Exercise details:
Extract every line of the listing that contains the string "highest", matching case exactly.

Input material:
* * *

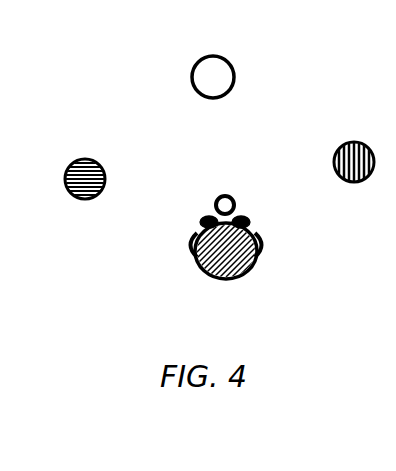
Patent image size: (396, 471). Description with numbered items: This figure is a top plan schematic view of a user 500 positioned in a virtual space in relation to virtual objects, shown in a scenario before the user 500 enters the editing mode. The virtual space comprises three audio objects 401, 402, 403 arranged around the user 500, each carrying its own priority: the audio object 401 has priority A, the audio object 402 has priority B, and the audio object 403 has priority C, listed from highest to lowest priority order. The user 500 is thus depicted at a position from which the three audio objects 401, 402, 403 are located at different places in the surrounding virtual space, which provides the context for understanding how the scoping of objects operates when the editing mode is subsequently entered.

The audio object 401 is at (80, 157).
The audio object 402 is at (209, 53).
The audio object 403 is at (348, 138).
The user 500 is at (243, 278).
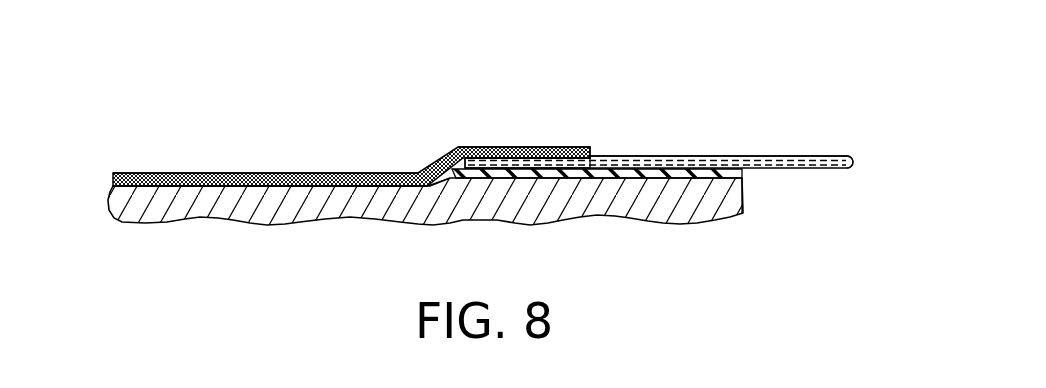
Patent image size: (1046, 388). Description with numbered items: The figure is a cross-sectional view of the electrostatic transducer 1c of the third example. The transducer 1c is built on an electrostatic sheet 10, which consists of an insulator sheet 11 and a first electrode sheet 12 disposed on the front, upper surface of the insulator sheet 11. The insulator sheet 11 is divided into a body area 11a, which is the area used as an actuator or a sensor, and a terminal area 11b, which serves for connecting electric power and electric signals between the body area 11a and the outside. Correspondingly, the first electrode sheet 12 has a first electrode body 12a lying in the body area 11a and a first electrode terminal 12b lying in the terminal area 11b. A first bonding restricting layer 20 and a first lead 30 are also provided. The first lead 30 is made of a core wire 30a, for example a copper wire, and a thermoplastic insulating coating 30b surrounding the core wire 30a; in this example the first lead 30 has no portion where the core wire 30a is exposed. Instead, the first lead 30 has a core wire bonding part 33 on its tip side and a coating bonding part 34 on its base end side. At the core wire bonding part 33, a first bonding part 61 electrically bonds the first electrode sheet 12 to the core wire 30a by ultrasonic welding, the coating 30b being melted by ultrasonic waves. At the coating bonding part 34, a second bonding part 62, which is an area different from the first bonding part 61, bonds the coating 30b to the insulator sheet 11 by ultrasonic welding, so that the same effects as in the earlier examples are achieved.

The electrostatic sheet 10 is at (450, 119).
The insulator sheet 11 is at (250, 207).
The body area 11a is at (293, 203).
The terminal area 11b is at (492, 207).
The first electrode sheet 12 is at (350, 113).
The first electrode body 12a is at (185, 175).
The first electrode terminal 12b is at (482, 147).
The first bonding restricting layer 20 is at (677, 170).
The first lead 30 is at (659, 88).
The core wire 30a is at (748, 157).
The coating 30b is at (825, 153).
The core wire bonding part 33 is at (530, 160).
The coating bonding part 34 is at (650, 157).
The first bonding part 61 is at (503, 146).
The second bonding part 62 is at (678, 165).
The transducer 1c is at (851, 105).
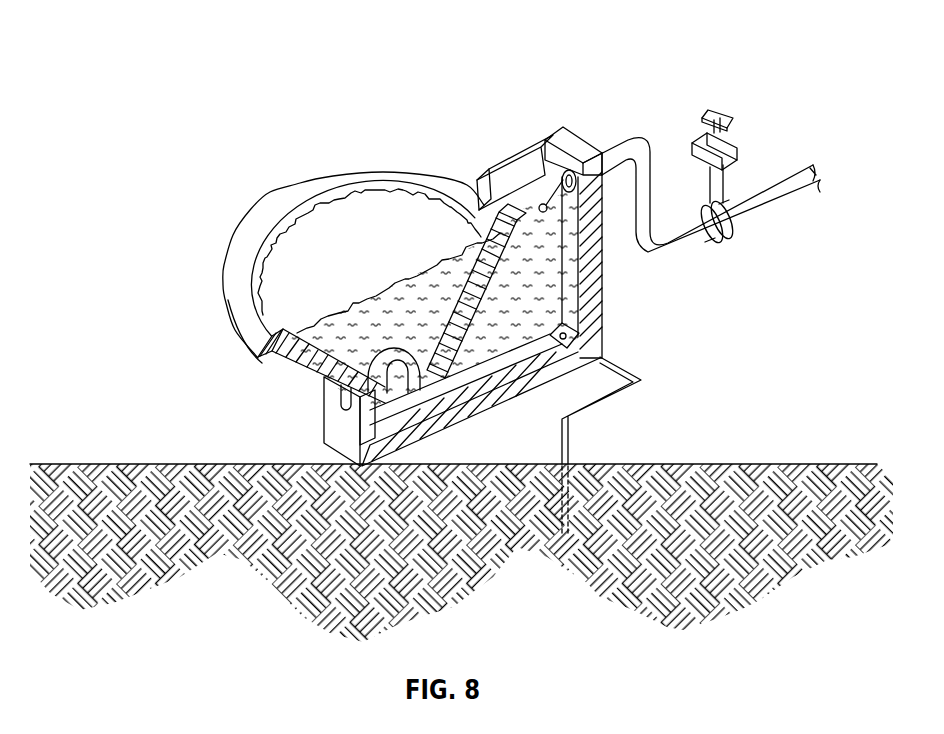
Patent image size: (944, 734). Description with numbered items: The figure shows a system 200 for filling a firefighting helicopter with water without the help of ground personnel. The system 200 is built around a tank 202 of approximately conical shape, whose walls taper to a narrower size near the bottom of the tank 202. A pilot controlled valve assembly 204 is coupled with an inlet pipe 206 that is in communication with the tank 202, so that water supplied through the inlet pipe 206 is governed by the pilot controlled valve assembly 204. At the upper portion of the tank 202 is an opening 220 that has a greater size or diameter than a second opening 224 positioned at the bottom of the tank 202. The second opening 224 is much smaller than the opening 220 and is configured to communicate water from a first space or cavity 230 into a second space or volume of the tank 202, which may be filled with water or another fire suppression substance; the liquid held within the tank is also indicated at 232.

* * *

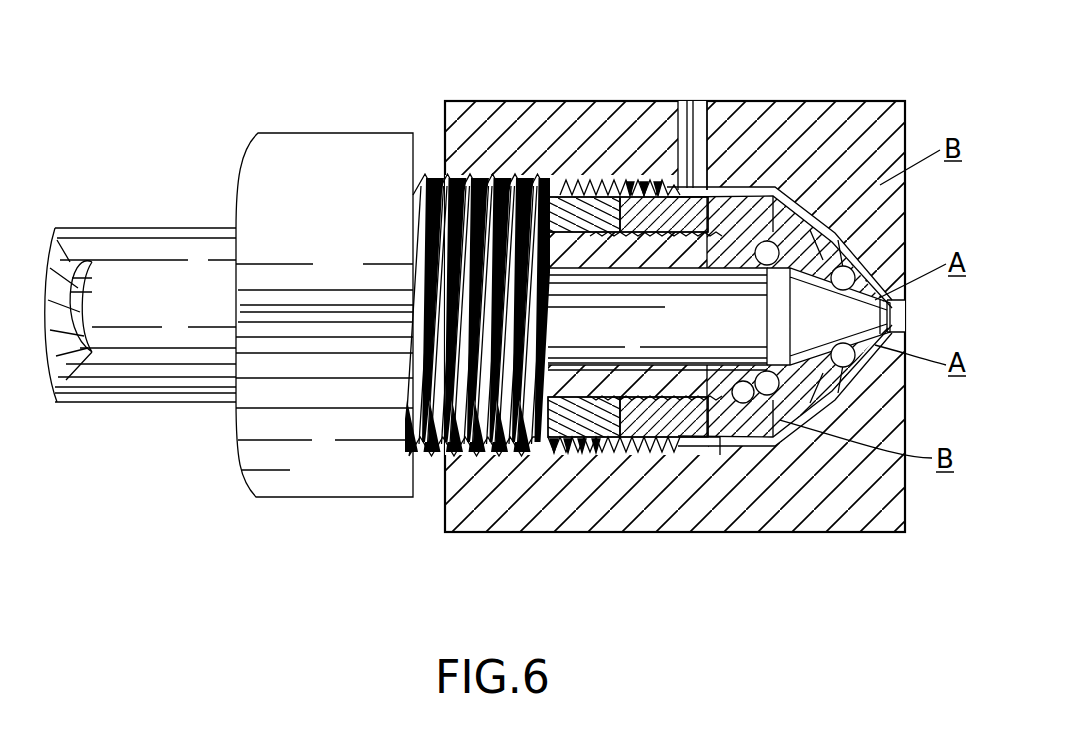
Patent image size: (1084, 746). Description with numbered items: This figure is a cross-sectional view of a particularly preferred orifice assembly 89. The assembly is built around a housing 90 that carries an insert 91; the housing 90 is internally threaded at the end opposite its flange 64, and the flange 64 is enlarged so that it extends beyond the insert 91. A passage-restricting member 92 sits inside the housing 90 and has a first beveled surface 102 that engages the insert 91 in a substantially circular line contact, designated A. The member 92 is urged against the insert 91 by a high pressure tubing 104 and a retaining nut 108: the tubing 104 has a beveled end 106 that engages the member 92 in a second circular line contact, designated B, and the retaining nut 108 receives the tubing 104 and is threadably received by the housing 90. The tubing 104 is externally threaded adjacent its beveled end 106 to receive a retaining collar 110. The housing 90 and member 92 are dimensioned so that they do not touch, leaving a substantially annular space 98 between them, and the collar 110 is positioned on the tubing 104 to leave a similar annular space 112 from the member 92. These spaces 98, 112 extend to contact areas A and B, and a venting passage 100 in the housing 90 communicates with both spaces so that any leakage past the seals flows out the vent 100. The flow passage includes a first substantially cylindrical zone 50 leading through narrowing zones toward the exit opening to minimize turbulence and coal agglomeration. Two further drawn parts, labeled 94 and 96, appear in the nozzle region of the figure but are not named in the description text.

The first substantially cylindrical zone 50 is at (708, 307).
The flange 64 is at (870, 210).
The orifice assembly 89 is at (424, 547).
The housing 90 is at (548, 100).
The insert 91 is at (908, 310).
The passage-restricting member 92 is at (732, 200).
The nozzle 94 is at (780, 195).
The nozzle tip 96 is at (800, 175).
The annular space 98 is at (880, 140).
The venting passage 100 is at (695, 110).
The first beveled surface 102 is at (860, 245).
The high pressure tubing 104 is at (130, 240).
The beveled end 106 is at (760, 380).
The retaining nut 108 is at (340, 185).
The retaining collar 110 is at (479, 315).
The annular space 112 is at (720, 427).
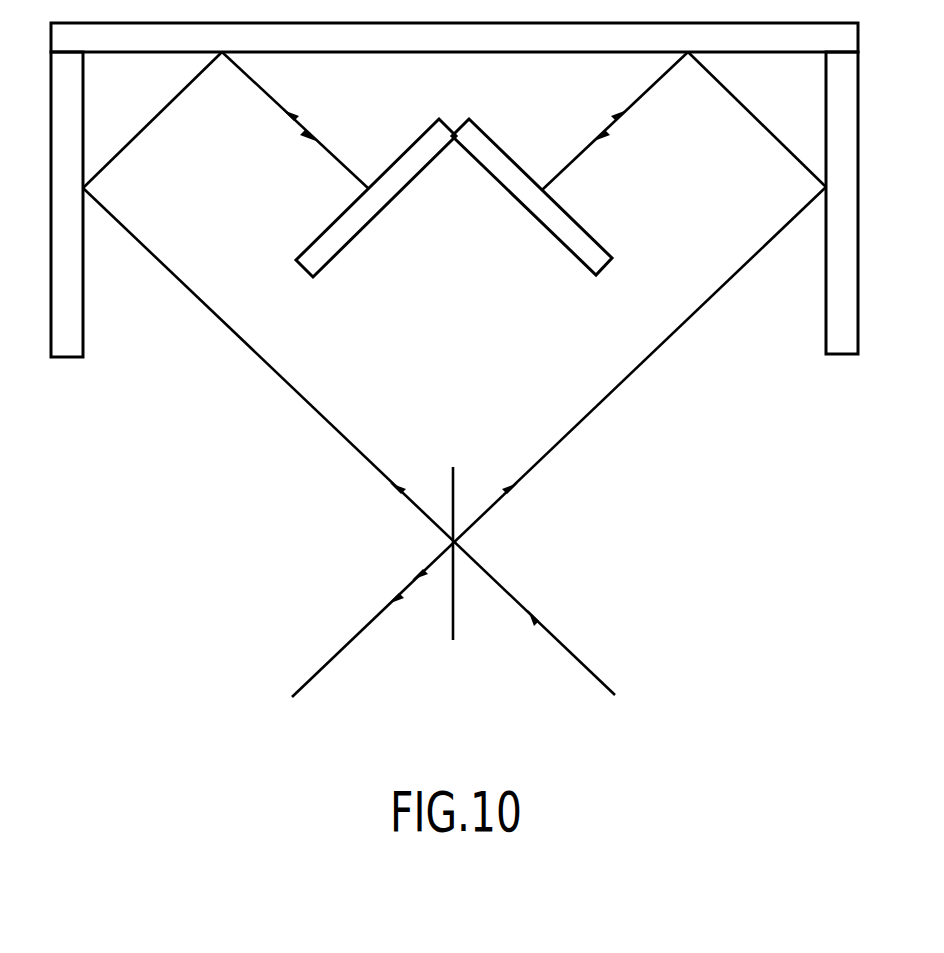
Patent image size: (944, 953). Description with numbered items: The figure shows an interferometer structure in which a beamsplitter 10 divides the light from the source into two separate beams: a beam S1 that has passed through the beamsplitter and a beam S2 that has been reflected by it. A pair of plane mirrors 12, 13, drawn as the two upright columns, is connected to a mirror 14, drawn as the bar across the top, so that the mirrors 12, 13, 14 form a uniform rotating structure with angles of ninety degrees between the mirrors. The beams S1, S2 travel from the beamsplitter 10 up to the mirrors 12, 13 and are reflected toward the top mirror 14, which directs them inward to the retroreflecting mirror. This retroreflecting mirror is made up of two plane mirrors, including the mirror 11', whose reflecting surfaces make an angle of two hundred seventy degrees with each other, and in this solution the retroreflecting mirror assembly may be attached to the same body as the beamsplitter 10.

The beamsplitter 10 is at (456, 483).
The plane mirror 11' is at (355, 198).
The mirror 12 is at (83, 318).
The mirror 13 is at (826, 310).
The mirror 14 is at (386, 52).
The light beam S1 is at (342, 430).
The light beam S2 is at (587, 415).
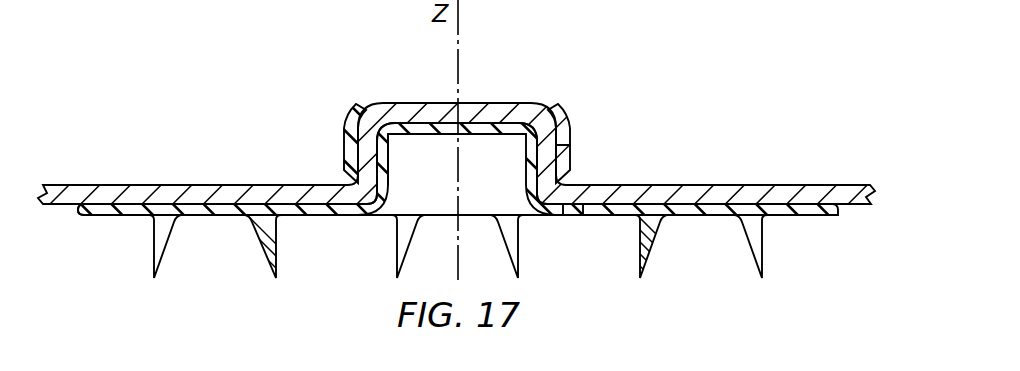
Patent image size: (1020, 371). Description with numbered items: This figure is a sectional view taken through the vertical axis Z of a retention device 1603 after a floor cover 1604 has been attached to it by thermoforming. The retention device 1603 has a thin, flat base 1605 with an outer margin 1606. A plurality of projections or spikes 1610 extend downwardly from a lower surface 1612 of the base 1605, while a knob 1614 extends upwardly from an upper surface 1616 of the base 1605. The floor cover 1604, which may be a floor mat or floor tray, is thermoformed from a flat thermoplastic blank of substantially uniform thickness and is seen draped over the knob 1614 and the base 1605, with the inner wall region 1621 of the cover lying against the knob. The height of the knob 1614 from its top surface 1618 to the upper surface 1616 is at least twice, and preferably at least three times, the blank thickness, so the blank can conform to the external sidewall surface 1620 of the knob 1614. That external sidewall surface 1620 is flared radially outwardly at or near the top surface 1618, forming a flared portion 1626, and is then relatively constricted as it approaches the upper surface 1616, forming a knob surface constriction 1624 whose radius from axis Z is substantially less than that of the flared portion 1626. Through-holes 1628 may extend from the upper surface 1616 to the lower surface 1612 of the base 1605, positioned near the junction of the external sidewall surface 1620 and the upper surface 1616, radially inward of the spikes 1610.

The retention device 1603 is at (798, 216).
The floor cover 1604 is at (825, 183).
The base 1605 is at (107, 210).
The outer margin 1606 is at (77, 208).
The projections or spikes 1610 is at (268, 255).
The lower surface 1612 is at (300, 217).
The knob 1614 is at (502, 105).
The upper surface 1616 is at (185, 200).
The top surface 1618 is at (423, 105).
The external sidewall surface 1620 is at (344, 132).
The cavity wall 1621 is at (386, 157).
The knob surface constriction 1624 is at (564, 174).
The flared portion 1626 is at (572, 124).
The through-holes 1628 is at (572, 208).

* * *

Complete answer:
Patent image size: (396, 471). Description with numbered items: This figure is a top plan schematic view of a user 500 positioned in a virtual space in relation to virtual objects, shown in a scenario before the user 500 enters the editing mode. The virtual space comprises three audio objects 401, 402, 403 arranged around the user 500, each carrying its own priority: the audio object 401 has priority A, the audio object 402 has priority B, and the audio object 403 has priority C, listed from highest to lowest priority order. The user 500 is thus depicted at a position from which the three audio objects 401, 402, 403 are located at different places in the surrounding virtual space, which provides the context for understanding how the scoping of objects operates when the editing mode is subsequently entered.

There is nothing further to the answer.